*** Supplied entries

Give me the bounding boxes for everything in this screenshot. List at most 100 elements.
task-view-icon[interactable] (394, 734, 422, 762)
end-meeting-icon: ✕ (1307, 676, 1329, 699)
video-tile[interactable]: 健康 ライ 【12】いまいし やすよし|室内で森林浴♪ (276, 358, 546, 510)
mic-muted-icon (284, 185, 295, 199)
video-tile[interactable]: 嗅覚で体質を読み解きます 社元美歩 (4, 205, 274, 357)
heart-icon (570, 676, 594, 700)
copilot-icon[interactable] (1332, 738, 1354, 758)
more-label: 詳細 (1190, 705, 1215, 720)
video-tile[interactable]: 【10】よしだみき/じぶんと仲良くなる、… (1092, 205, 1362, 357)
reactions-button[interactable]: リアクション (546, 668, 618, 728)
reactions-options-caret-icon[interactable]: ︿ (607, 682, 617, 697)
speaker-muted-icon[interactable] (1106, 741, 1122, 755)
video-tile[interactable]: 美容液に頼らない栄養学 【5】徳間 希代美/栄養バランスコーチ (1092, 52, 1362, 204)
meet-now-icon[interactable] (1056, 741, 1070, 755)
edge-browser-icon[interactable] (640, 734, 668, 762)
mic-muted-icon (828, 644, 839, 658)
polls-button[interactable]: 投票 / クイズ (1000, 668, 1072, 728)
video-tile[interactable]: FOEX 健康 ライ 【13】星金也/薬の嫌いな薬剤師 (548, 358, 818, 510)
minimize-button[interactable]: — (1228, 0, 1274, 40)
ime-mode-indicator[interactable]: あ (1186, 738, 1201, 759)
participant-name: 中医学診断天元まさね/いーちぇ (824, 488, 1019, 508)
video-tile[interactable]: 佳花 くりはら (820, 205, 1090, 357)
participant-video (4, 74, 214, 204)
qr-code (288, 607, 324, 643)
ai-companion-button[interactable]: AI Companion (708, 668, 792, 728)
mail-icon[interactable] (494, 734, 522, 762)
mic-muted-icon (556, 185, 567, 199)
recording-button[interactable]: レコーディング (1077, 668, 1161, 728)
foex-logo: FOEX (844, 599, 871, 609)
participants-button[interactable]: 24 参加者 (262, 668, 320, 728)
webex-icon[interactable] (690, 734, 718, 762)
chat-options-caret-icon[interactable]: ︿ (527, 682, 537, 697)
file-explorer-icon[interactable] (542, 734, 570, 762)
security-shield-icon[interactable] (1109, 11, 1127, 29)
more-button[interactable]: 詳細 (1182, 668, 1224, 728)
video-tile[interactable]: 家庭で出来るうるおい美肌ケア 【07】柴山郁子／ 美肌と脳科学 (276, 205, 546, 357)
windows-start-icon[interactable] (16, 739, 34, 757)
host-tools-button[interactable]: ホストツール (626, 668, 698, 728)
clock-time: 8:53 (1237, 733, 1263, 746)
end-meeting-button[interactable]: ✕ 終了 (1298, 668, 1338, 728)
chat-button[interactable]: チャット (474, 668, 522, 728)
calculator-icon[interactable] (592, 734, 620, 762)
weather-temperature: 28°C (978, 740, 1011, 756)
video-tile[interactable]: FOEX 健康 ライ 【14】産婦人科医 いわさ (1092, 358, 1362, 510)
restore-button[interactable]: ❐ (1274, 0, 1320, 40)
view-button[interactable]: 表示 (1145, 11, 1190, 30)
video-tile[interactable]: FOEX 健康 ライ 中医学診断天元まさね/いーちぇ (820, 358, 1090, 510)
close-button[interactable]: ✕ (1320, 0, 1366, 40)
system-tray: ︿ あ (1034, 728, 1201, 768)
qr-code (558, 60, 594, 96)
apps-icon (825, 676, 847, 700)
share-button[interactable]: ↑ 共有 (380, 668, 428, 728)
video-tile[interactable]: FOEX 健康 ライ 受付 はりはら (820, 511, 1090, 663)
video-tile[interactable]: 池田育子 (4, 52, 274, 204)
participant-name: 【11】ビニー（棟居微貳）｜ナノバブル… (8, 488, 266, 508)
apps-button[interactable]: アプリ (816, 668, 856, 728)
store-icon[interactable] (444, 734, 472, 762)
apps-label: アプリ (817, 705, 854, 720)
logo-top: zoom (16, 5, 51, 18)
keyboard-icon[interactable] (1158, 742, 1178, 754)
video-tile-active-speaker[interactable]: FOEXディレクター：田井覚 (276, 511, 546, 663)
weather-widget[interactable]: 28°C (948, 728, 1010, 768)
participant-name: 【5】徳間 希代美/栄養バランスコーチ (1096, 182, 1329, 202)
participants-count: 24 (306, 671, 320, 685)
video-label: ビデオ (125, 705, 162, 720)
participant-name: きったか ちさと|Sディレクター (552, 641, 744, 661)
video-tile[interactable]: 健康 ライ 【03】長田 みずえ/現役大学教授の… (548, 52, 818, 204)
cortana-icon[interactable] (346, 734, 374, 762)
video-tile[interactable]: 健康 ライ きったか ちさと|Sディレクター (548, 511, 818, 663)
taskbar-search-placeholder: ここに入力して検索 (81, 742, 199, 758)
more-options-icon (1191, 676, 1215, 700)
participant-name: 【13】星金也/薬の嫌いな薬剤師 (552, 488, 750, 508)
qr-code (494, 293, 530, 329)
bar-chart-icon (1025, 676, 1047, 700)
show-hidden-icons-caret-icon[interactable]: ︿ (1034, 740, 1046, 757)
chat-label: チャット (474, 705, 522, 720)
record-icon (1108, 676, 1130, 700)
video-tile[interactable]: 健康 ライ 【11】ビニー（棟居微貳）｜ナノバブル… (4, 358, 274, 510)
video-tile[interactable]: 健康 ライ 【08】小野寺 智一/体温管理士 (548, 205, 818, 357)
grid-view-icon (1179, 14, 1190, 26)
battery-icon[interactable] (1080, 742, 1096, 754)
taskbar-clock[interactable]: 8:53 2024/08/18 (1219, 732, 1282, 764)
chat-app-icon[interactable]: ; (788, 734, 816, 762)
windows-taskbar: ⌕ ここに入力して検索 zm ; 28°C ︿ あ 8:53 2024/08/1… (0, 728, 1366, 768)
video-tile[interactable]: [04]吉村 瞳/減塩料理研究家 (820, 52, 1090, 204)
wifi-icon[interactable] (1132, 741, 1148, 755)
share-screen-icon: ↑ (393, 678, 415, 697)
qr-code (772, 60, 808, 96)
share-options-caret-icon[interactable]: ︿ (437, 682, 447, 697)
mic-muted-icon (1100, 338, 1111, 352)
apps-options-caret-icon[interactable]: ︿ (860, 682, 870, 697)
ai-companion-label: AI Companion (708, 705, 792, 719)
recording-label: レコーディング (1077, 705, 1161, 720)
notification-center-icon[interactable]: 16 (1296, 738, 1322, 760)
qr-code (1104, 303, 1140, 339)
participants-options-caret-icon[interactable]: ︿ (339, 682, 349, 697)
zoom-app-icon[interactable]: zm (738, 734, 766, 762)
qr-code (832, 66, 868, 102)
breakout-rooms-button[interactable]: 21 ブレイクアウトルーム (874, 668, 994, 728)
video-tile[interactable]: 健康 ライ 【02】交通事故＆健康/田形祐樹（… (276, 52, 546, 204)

******

# Task goal
Write out the lines of the records above verbatim, without any change.

# Response
Give me the bounding boxes for everything in this screenshot. List at most 100 elements.
task-view-icon[interactable] (394, 734, 422, 762)
end-meeting-icon: ✕ (1307, 676, 1329, 699)
video-tile[interactable]: 健康 ライ 【12】いまいし やすよし|室内で森林浴♪ (276, 358, 546, 510)
mic-muted-icon (284, 185, 295, 199)
video-tile[interactable]: 嗅覚で体質を読み解きます 社元美歩 (4, 205, 274, 357)
heart-icon (570, 676, 594, 700)
copilot-icon[interactable] (1332, 738, 1354, 758)
more-label: 詳細 (1190, 705, 1215, 720)
video-tile[interactable]: 【10】よしだみき/じぶんと仲良くなる、… (1092, 205, 1362, 357)
reactions-button[interactable]: リアクション (546, 668, 618, 728)
reactions-options-caret-icon[interactable]: ︿ (607, 682, 617, 697)
speaker-muted-icon[interactable] (1106, 741, 1122, 755)
video-tile[interactable]: 美容液に頼らない栄養学 【5】徳間 希代美/栄養バランスコーチ (1092, 52, 1362, 204)
meet-now-icon[interactable] (1056, 741, 1070, 755)
edge-browser-icon[interactable] (640, 734, 668, 762)
mic-muted-icon (828, 644, 839, 658)
polls-button[interactable]: 投票 / クイズ (1000, 668, 1072, 728)
video-tile[interactable]: FOEX 健康 ライ 【13】星金也/薬の嫌いな薬剤師 (548, 358, 818, 510)
minimize-button[interactable]: — (1228, 0, 1274, 40)
ime-mode-indicator[interactable]: あ (1186, 738, 1201, 759)
participant-name: 中医学診断天元まさね/いーちぇ (824, 488, 1019, 508)
video-tile[interactable]: 佳花 くりはら (820, 205, 1090, 357)
participant-video (4, 74, 214, 204)
qr-code (288, 607, 324, 643)
ai-companion-button[interactable]: AI Companion (708, 668, 792, 728)
mail-icon[interactable] (494, 734, 522, 762)
mic-muted-icon (556, 185, 567, 199)
recording-button[interactable]: レコーディング (1077, 668, 1161, 728)
foex-logo: FOEX (844, 599, 871, 609)
participants-button[interactable]: 24 参加者 (262, 668, 320, 728)
webex-icon[interactable] (690, 734, 718, 762)
chat-options-caret-icon[interactable]: ︿ (527, 682, 537, 697)
file-explorer-icon[interactable] (542, 734, 570, 762)
security-shield-icon[interactable] (1109, 11, 1127, 29)
more-button[interactable]: 詳細 (1182, 668, 1224, 728)
video-tile[interactable]: 家庭で出来るうるおい美肌ケア 【07】柴山郁子／ 美肌と脳科学 (276, 205, 546, 357)
windows-start-icon[interactable] (16, 739, 34, 757)
host-tools-button[interactable]: ホストツール (626, 668, 698, 728)
clock-time: 8:53 (1237, 733, 1263, 746)
end-meeting-button[interactable]: ✕ 終了 (1298, 668, 1338, 728)
chat-button[interactable]: チャット (474, 668, 522, 728)
calculator-icon[interactable] (592, 734, 620, 762)
weather-temperature: 28°C (978, 740, 1011, 756)
video-tile[interactable]: FOEX 健康 ライ 【14】産婦人科医 いわさ (1092, 358, 1362, 510)
restore-button[interactable]: ❐ (1274, 0, 1320, 40)
view-button[interactable]: 表示 (1145, 11, 1190, 30)
video-tile[interactable]: FOEX 健康 ライ 中医学診断天元まさね/いーちぇ (820, 358, 1090, 510)
close-button[interactable]: ✕ (1320, 0, 1366, 40)
system-tray: ︿ あ (1034, 728, 1201, 768)
qr-code (558, 60, 594, 96)
apps-icon (825, 676, 847, 700)
share-button[interactable]: ↑ 共有 (380, 668, 428, 728)
video-tile[interactable]: FOEX 健康 ライ 受付 はりはら (820, 511, 1090, 663)
video-tile[interactable]: 池田育子 (4, 52, 274, 204)
participant-name: 【11】ビニー（棟居微貳）｜ナノバブル… (8, 488, 266, 508)
apps-button[interactable]: アプリ (816, 668, 856, 728)
store-icon[interactable] (444, 734, 472, 762)
apps-label: アプリ (817, 705, 854, 720)
logo-top: zoom (16, 5, 51, 18)
keyboard-icon[interactable] (1158, 742, 1178, 754)
video-tile-active-speaker[interactable]: FOEXディレクター：田井覚 (276, 511, 546, 663)
weather-widget[interactable]: 28°C (948, 728, 1010, 768)
participant-name: 【5】徳間 希代美/栄養バランスコーチ (1096, 182, 1329, 202)
participants-count: 24 (306, 671, 320, 685)
video-label: ビデオ (125, 705, 162, 720)
participant-name: きったか ちさと|Sディレクター (552, 641, 744, 661)
video-tile[interactable]: 健康 ライ 【03】長田 みずえ/現役大学教授の… (548, 52, 818, 204)
cortana-icon[interactable] (346, 734, 374, 762)
video-tile[interactable]: 健康 ライ きったか ちさと|Sディレクター (548, 511, 818, 663)
taskbar-search-placeholder: ここに入力して検索 (81, 742, 199, 758)
more-options-icon (1191, 676, 1215, 700)
participant-name: 【13】星金也/薬の嫌いな薬剤師 (552, 488, 750, 508)
qr-code (494, 293, 530, 329)
bar-chart-icon (1025, 676, 1047, 700)
show-hidden-icons-caret-icon[interactable]: ︿ (1034, 740, 1046, 757)
chat-label: チャット (474, 705, 522, 720)
record-icon (1108, 676, 1130, 700)
video-tile[interactable]: 健康 ライ 【11】ビニー（棟居微貳）｜ナノバブル… (4, 358, 274, 510)
video-tile[interactable]: 健康 ライ 【08】小野寺 智一/体温管理士 (548, 205, 818, 357)
grid-view-icon (1179, 14, 1190, 26)
battery-icon[interactable] (1080, 742, 1096, 754)
taskbar-clock[interactable]: 8:53 2024/08/18 (1219, 732, 1282, 764)
chat-app-icon[interactable]: ; (788, 734, 816, 762)
windows-taskbar: ⌕ ここに入力して検索 zm ; 28°C ︿ あ 8:53 2024/08/1… (0, 728, 1366, 768)
video-tile[interactable]: [04]吉村 瞳/減塩料理研究家 (820, 52, 1090, 204)
wifi-icon[interactable] (1132, 741, 1148, 755)
share-screen-icon: ↑ (393, 678, 415, 697)
qr-code (772, 60, 808, 96)
share-options-caret-icon[interactable]: ︿ (437, 682, 447, 697)
mic-muted-icon (1100, 338, 1111, 352)
apps-options-caret-icon[interactable]: ︿ (860, 682, 870, 697)
ai-companion-label: AI Companion (708, 705, 792, 719)
recording-label: レコーディング (1077, 705, 1161, 720)
notification-center-icon[interactable]: 16 (1296, 738, 1322, 760)
qr-code (1104, 303, 1140, 339)
participants-options-caret-icon[interactable]: ︿ (339, 682, 349, 697)
zoom-app-icon[interactable]: zm (738, 734, 766, 762)
qr-code (832, 66, 868, 102)
breakout-rooms-button[interactable]: 21 ブレイクアウトルーム (874, 668, 994, 728)
video-tile[interactable]: 健康 ライ 【02】交通事故＆健康/田形祐樹（… (276, 52, 546, 204)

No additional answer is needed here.